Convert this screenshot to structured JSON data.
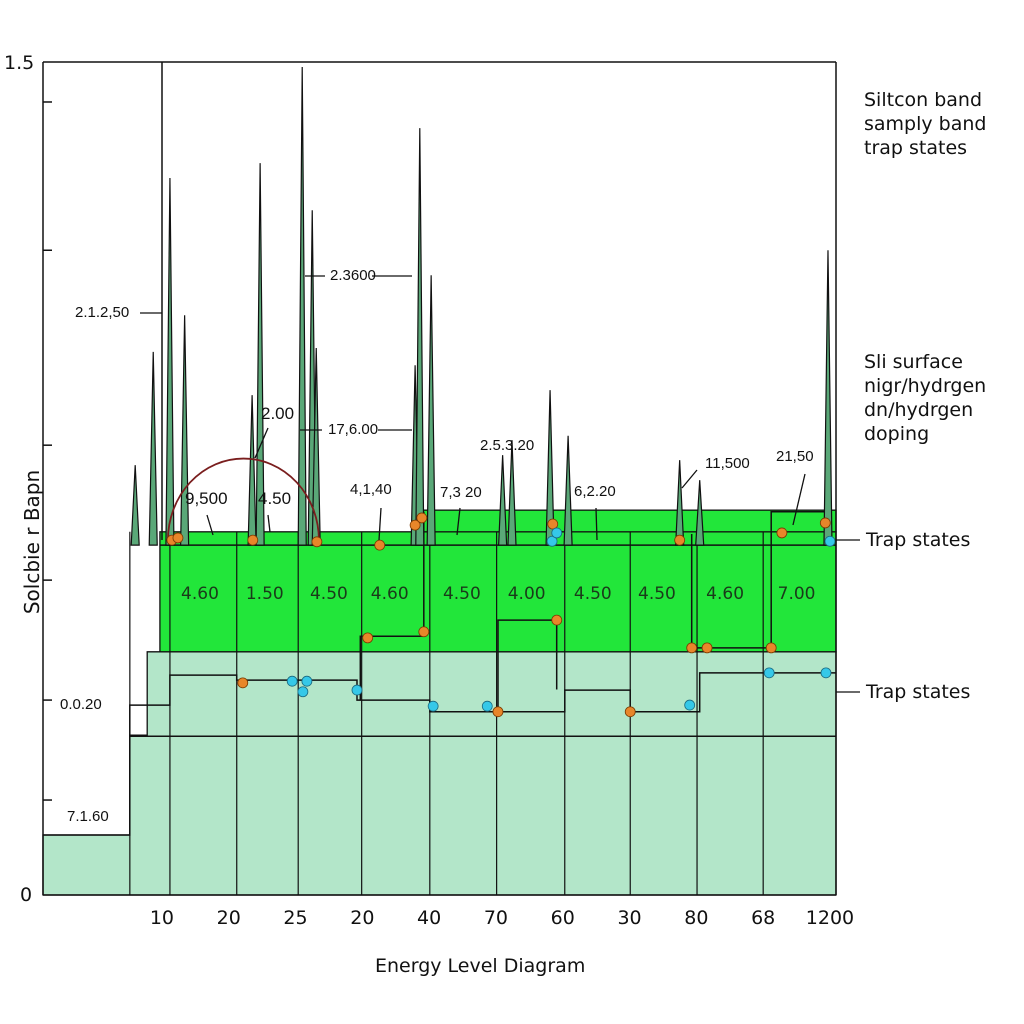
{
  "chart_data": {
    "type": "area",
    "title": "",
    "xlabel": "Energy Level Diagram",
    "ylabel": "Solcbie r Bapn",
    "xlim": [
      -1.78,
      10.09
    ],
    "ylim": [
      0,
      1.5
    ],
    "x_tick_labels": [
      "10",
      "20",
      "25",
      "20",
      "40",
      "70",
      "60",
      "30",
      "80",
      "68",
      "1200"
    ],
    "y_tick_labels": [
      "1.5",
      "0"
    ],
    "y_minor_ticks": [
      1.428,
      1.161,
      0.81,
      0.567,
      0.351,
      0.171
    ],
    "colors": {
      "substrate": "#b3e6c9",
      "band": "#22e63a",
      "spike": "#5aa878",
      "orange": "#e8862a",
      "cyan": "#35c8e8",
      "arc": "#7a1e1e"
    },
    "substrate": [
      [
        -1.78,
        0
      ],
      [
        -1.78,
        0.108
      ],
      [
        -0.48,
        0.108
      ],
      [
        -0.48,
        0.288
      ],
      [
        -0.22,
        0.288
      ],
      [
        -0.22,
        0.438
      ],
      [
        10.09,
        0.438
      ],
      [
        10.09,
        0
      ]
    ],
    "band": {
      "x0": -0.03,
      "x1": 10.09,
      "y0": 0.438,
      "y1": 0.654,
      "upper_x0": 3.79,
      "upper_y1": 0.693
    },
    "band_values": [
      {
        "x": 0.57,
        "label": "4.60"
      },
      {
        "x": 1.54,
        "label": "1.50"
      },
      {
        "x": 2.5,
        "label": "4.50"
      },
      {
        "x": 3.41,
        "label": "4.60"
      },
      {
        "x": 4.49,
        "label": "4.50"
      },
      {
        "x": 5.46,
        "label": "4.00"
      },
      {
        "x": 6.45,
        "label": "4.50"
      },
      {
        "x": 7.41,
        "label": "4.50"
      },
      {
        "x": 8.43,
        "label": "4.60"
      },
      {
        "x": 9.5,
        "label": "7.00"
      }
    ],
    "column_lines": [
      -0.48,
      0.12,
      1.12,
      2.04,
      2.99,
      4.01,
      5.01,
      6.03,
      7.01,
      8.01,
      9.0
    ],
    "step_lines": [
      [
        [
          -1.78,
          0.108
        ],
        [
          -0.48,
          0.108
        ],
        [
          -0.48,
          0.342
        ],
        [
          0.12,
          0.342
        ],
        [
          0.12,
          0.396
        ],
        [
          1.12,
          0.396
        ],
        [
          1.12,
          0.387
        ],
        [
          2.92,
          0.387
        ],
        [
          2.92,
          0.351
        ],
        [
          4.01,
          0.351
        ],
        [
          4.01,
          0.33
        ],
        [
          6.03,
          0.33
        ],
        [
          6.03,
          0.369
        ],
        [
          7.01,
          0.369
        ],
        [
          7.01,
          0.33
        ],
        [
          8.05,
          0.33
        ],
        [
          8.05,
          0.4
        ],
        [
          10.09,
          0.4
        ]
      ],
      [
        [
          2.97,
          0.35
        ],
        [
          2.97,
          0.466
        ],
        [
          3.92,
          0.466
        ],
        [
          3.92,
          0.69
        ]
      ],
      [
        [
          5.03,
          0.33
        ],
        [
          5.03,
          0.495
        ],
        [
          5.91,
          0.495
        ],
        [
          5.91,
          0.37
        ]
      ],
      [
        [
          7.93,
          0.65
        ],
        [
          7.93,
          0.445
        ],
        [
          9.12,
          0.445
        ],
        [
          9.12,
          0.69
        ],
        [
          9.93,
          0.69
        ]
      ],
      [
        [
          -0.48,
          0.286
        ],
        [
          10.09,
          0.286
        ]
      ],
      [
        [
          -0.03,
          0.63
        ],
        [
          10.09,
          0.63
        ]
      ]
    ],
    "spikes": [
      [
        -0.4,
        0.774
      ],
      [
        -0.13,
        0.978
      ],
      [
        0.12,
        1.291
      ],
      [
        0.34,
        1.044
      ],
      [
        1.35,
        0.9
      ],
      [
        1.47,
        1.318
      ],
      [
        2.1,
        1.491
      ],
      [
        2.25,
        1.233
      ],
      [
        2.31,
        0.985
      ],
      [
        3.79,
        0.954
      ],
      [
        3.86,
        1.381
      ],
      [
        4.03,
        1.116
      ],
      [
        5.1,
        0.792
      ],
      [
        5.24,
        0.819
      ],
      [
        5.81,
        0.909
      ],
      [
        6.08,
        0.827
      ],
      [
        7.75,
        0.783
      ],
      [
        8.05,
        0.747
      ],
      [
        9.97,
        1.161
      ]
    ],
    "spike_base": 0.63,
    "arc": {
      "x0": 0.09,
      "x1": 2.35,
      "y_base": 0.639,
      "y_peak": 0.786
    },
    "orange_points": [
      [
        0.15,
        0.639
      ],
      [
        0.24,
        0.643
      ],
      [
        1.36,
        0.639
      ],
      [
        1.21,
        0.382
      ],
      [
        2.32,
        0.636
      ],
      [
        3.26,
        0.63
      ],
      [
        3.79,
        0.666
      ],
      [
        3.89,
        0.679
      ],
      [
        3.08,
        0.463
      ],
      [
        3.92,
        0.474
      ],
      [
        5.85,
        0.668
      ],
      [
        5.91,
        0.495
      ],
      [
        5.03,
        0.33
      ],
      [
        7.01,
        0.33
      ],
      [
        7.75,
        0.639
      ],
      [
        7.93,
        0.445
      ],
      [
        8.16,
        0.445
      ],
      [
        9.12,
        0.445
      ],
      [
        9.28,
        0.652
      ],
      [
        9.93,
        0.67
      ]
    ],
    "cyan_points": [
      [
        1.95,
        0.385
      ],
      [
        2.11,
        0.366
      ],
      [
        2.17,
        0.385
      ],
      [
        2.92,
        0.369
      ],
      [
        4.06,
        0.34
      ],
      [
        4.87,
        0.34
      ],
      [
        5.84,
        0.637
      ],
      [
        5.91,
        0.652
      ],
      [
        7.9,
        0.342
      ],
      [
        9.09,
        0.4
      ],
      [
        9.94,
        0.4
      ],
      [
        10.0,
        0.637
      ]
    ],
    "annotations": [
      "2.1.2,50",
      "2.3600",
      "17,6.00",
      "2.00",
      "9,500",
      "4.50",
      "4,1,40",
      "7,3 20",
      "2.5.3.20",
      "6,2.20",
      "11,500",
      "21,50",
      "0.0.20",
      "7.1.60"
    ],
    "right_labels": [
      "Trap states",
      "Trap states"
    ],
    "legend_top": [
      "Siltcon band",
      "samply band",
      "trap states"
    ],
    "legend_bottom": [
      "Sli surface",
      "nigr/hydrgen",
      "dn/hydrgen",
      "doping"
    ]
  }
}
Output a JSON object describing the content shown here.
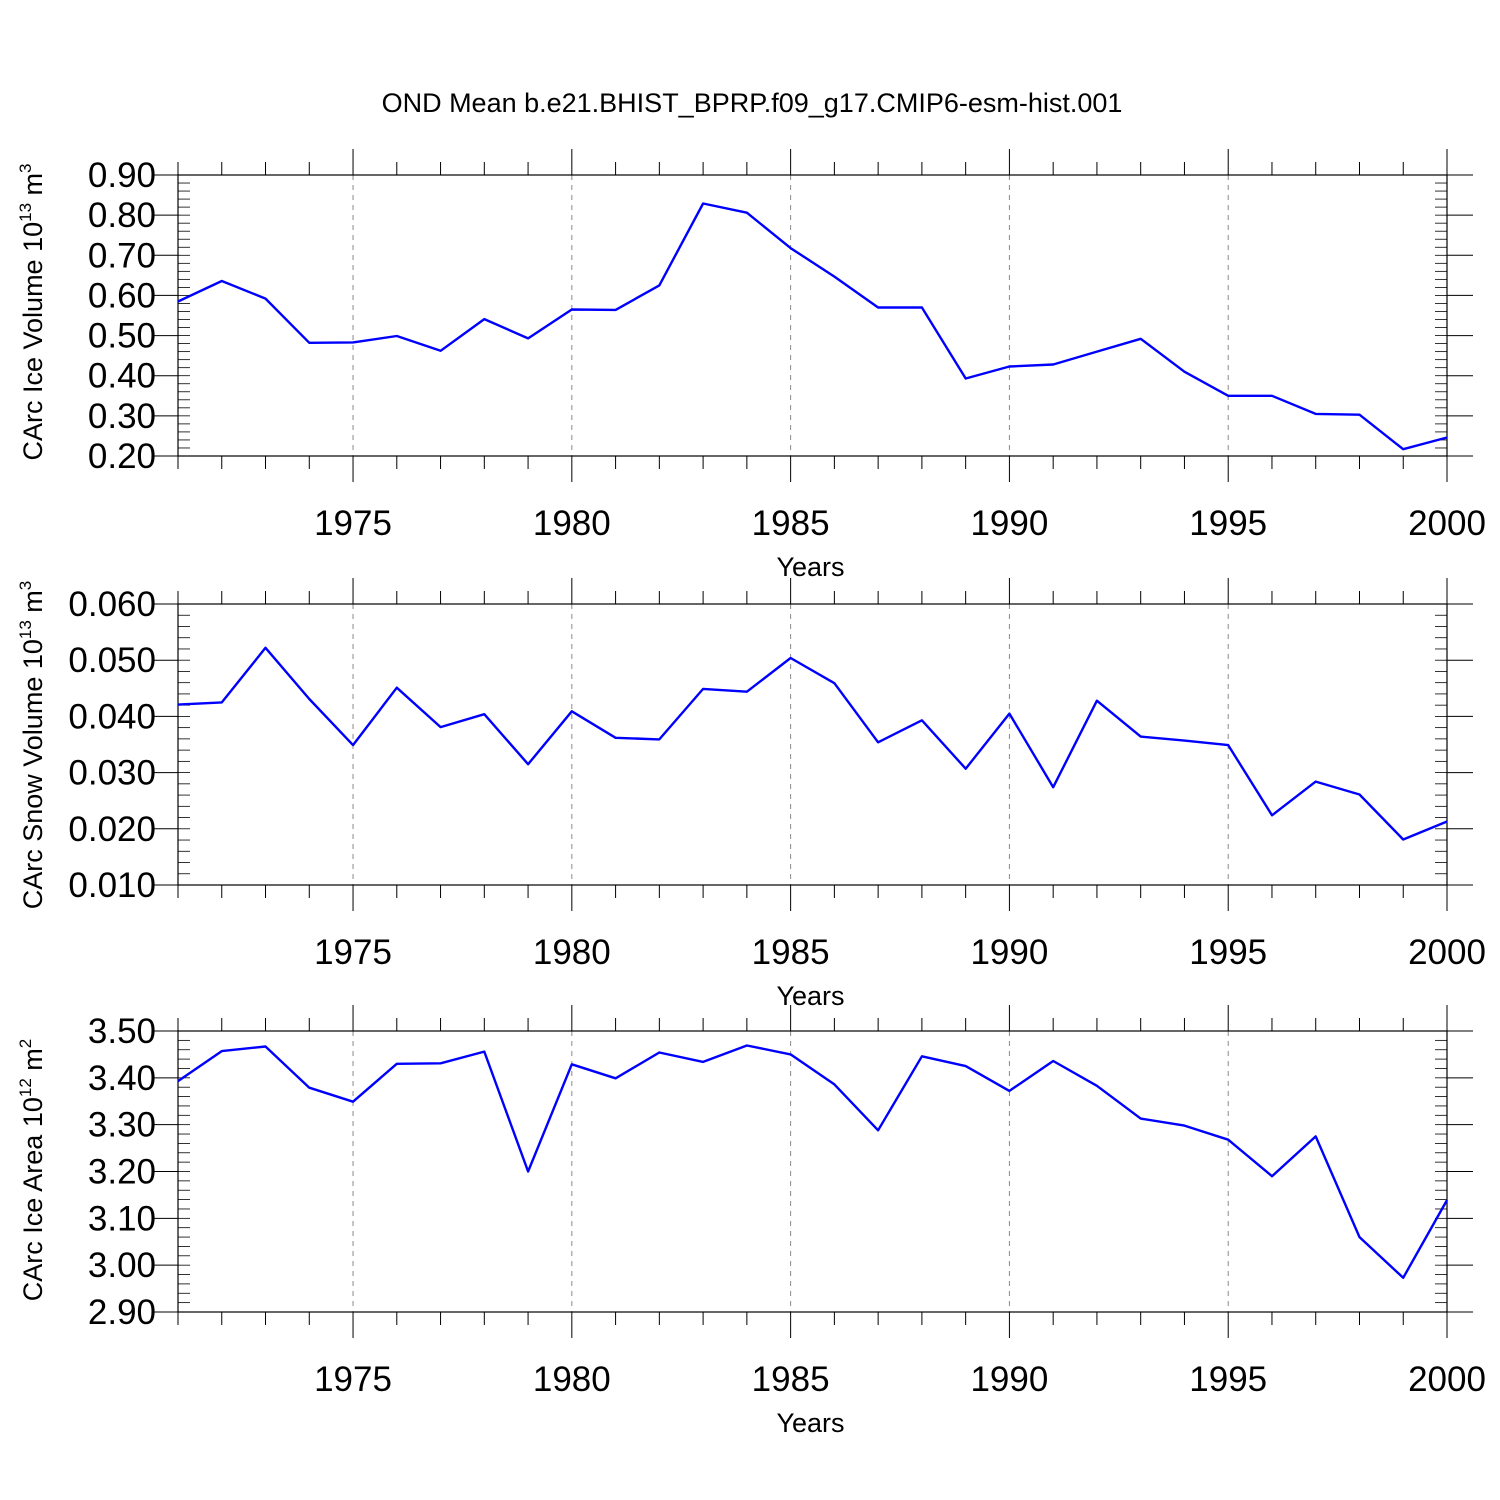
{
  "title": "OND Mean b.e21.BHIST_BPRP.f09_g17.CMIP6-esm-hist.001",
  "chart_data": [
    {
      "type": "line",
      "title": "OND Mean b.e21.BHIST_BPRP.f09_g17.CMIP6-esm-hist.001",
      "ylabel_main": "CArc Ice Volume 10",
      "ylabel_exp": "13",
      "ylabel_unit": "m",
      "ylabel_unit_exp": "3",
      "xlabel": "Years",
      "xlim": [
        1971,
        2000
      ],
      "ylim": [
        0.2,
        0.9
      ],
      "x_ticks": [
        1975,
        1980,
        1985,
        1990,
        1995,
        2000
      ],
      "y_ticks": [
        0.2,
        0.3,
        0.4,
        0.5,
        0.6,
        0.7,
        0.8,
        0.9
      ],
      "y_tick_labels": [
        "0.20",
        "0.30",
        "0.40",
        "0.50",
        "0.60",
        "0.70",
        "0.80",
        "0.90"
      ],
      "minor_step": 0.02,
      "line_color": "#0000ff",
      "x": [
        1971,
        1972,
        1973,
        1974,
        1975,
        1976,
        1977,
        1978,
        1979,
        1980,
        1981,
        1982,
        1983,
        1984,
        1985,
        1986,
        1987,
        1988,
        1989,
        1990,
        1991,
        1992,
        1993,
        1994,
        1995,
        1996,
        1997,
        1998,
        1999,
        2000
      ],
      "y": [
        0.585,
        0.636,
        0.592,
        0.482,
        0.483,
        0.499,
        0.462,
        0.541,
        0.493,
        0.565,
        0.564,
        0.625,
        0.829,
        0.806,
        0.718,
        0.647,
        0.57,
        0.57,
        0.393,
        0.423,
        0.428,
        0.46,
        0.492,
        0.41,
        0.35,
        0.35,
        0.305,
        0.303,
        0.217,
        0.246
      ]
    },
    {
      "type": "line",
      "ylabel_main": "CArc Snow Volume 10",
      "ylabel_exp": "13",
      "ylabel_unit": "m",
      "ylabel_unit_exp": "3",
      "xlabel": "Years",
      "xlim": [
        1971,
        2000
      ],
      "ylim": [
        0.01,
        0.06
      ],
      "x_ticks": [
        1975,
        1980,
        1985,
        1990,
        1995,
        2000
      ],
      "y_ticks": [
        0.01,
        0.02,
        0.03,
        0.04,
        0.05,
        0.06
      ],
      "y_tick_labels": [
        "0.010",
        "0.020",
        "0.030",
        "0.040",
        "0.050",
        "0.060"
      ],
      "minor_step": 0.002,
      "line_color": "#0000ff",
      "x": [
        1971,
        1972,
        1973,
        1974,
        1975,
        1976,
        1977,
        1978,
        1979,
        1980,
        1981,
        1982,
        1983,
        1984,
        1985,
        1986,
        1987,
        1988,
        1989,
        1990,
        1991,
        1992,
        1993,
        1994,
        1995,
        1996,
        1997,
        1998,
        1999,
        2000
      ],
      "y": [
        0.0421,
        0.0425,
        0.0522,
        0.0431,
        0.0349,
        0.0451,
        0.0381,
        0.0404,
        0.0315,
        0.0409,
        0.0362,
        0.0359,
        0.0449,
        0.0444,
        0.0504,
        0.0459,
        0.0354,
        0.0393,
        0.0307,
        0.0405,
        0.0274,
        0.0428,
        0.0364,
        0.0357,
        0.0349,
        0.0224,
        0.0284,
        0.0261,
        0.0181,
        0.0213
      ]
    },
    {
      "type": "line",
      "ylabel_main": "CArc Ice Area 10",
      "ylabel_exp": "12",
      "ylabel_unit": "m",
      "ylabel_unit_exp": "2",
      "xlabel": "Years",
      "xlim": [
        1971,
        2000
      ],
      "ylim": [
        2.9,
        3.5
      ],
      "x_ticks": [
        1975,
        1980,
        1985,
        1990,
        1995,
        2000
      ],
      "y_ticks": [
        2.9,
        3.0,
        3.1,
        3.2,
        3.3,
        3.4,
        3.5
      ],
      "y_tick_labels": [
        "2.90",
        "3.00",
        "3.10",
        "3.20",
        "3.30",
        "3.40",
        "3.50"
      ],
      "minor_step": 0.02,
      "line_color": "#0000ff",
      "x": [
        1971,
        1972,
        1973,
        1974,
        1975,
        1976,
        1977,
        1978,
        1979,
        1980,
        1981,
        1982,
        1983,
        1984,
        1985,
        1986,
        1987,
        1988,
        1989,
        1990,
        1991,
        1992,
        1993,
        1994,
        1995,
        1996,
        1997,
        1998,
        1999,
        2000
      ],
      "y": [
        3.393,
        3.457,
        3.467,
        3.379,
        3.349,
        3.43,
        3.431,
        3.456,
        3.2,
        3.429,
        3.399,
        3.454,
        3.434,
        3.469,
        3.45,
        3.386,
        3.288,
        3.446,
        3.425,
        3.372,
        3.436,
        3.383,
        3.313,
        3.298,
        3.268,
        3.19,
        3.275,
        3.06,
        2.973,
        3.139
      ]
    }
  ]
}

————

**Problem details:** Out of the material above, select every line that holds the string "CArc".

**Finished exercise:**
      "ylabel_main": "CArc Ice Volume 10",
      "ylabel_main": "CArc Snow Volume 10",
      "ylabel_main": "CArc Ice Area 10",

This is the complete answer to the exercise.